• What you have to do:
From the line that contains "Itemize the components" to the last line of the records below, copy everything exactly, both ends included.

• Source data:
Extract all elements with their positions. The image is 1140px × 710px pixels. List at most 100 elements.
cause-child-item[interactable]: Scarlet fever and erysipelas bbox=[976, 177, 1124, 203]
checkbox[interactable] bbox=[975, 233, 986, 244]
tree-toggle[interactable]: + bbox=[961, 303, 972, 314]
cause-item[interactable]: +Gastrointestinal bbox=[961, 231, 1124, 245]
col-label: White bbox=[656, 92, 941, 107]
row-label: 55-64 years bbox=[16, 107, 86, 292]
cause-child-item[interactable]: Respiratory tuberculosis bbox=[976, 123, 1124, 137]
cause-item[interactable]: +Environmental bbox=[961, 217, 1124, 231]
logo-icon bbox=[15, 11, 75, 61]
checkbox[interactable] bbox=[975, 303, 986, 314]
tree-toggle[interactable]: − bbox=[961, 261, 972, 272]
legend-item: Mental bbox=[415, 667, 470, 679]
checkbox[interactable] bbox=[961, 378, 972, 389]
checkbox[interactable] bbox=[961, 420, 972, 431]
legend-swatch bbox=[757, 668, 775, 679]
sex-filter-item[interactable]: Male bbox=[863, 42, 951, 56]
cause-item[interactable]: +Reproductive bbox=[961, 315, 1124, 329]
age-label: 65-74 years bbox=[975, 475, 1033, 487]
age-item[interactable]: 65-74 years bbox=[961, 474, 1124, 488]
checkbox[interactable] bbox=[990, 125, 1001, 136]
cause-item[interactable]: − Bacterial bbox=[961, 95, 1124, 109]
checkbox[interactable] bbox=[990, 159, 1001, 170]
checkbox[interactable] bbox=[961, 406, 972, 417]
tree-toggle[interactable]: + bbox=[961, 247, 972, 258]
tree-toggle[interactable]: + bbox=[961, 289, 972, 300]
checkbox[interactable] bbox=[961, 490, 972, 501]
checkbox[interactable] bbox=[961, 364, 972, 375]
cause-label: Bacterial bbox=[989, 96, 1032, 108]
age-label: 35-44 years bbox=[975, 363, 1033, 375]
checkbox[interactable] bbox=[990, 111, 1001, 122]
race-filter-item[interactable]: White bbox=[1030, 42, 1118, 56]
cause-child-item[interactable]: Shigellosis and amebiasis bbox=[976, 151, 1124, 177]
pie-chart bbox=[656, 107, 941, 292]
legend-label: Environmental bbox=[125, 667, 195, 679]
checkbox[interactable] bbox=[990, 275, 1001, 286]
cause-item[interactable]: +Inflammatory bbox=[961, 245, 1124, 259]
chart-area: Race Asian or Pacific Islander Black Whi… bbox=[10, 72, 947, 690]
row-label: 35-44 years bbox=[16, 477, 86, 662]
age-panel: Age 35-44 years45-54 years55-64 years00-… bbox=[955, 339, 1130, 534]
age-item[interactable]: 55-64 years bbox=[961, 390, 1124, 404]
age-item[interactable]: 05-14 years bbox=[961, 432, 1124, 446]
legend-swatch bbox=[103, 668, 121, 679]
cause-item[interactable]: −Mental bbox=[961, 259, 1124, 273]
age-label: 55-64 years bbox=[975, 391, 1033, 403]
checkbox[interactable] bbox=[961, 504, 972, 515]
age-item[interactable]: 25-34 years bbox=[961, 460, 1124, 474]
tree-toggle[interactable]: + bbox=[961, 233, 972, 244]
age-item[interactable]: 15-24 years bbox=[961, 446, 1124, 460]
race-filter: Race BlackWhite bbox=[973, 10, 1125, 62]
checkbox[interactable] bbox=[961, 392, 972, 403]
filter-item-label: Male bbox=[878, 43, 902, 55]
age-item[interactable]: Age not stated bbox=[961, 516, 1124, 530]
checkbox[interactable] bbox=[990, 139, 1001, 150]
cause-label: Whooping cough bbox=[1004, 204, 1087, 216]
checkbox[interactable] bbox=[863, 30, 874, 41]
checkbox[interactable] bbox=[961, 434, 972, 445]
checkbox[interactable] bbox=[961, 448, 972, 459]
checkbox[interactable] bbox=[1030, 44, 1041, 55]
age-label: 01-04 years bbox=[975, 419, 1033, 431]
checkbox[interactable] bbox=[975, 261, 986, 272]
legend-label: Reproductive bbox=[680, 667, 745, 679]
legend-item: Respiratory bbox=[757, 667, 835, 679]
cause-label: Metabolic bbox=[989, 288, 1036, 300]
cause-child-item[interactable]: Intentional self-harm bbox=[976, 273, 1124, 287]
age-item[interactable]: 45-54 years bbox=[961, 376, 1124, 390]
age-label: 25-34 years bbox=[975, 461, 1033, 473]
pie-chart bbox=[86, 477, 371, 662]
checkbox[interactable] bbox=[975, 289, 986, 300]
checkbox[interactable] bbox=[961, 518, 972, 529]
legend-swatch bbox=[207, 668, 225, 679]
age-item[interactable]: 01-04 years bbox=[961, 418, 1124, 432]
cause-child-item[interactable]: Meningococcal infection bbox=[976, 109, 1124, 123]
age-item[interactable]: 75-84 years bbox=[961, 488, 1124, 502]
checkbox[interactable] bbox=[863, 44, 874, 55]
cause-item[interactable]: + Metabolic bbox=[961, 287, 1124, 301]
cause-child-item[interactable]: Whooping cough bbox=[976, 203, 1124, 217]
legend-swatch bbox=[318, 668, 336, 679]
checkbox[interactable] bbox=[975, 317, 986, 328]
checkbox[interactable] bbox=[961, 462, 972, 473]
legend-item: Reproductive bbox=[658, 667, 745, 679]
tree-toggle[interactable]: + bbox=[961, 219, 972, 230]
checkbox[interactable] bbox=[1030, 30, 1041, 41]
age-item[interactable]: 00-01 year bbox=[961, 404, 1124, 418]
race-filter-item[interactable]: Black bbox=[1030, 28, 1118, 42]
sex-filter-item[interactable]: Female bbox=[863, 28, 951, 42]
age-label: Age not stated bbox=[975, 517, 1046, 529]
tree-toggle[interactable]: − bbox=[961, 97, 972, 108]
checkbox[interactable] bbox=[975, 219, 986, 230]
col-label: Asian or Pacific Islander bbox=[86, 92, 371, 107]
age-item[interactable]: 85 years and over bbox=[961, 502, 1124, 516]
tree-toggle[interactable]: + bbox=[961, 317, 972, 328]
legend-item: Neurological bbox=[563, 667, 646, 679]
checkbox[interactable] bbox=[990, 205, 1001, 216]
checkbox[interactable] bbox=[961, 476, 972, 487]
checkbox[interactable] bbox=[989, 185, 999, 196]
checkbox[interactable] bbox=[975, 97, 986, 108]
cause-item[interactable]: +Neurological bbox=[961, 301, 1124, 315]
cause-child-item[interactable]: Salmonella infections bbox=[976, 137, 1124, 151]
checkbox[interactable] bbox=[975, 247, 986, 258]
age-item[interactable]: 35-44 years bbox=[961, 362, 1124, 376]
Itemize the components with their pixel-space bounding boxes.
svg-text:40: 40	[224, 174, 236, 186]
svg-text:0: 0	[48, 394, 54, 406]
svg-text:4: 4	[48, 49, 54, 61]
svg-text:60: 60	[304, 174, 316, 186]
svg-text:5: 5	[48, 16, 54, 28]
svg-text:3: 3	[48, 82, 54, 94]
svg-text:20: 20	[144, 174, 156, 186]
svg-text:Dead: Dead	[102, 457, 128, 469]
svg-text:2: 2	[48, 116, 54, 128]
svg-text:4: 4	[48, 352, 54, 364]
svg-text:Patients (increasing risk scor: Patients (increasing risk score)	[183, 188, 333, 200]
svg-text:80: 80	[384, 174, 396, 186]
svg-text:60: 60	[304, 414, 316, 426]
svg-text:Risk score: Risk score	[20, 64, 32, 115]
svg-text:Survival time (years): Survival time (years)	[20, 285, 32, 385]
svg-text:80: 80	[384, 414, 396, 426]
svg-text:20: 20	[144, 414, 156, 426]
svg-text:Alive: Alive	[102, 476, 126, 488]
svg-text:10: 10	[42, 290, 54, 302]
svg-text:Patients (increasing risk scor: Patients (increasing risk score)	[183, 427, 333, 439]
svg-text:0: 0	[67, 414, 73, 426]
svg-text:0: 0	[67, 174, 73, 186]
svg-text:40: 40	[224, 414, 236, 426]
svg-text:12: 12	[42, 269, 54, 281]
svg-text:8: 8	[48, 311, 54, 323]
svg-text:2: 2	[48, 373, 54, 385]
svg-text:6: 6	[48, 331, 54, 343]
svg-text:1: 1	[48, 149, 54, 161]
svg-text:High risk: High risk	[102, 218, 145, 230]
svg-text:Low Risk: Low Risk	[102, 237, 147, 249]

• Task output:
Itemize the components with their pixel-space bounding boxes.
svg-text:40: 40	[224, 174, 236, 186]
svg-text:0: 0	[48, 394, 54, 406]
svg-text:4: 4	[48, 49, 54, 61]
svg-text:60: 60	[304, 174, 316, 186]
svg-text:5: 5	[48, 16, 54, 28]
svg-text:3: 3	[48, 82, 54, 94]
svg-text:20: 20	[144, 174, 156, 186]
svg-text:Dead: Dead	[102, 457, 128, 469]
svg-text:2: 2	[48, 116, 54, 128]
svg-text:4: 4	[48, 352, 54, 364]
svg-text:Patients (increasing risk scor: Patients (increasing risk score)	[183, 188, 333, 200]
svg-text:80: 80	[384, 174, 396, 186]
svg-text:60: 60	[304, 414, 316, 426]
svg-text:Risk score: Risk score	[20, 64, 32, 115]
svg-text:Survival time (years): Survival time (years)	[20, 285, 32, 385]
svg-text:80: 80	[384, 414, 396, 426]
svg-text:20: 20	[144, 414, 156, 426]
svg-text:Alive: Alive	[102, 476, 126, 488]
svg-text:10: 10	[42, 290, 54, 302]
svg-text:Patients (increasing risk scor: Patients (increasing risk score)	[183, 427, 333, 439]
svg-text:0: 0	[67, 414, 73, 426]
svg-text:0: 0	[67, 174, 73, 186]
svg-text:40: 40	[224, 414, 236, 426]
svg-text:12: 12	[42, 269, 54, 281]
svg-text:8: 8	[48, 311, 54, 323]
svg-text:2: 2	[48, 373, 54, 385]
svg-text:6: 6	[48, 331, 54, 343]
svg-text:1: 1	[48, 149, 54, 161]
svg-text:High risk: High risk	[102, 218, 145, 230]
svg-text:Low Risk: Low Risk	[102, 237, 147, 249]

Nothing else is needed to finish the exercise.